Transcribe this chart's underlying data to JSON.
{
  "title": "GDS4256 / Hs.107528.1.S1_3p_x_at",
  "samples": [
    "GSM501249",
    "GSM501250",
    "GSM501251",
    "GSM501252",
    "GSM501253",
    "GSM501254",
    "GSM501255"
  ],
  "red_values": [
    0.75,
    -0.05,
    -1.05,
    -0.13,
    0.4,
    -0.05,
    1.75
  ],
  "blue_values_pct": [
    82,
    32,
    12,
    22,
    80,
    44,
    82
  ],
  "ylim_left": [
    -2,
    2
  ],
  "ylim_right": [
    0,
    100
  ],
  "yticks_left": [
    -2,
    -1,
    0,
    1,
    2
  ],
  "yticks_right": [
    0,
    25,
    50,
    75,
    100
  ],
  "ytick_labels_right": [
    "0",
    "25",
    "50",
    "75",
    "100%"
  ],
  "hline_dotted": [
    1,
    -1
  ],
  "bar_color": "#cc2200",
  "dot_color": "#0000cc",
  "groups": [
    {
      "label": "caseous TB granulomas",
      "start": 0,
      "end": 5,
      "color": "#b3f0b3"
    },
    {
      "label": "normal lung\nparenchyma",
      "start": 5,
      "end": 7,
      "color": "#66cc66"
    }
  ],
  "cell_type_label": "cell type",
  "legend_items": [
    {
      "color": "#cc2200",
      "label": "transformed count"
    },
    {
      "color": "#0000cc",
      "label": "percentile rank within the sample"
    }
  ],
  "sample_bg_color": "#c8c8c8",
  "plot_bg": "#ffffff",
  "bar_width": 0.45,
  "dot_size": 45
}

= TASK BRIEF =
Every line of the data above should be reproduced word for word.

= SOLUTION =
Transcribe this chart's underlying data to JSON.
{
  "title": "GDS4256 / Hs.107528.1.S1_3p_x_at",
  "samples": [
    "GSM501249",
    "GSM501250",
    "GSM501251",
    "GSM501252",
    "GSM501253",
    "GSM501254",
    "GSM501255"
  ],
  "red_values": [
    0.75,
    -0.05,
    -1.05,
    -0.13,
    0.4,
    -0.05,
    1.75
  ],
  "blue_values_pct": [
    82,
    32,
    12,
    22,
    80,
    44,
    82
  ],
  "ylim_left": [
    -2,
    2
  ],
  "ylim_right": [
    0,
    100
  ],
  "yticks_left": [
    -2,
    -1,
    0,
    1,
    2
  ],
  "yticks_right": [
    0,
    25,
    50,
    75,
    100
  ],
  "ytick_labels_right": [
    "0",
    "25",
    "50",
    "75",
    "100%"
  ],
  "hline_dotted": [
    1,
    -1
  ],
  "bar_color": "#cc2200",
  "dot_color": "#0000cc",
  "groups": [
    {
      "label": "caseous TB granulomas",
      "start": 0,
      "end": 5,
      "color": "#b3f0b3"
    },
    {
      "label": "normal lung\nparenchyma",
      "start": 5,
      "end": 7,
      "color": "#66cc66"
    }
  ],
  "cell_type_label": "cell type",
  "legend_items": [
    {
      "color": "#cc2200",
      "label": "transformed count"
    },
    {
      "color": "#0000cc",
      "label": "percentile rank within the sample"
    }
  ],
  "sample_bg_color": "#c8c8c8",
  "plot_bg": "#ffffff",
  "bar_width": 0.45,
  "dot_size": 45
}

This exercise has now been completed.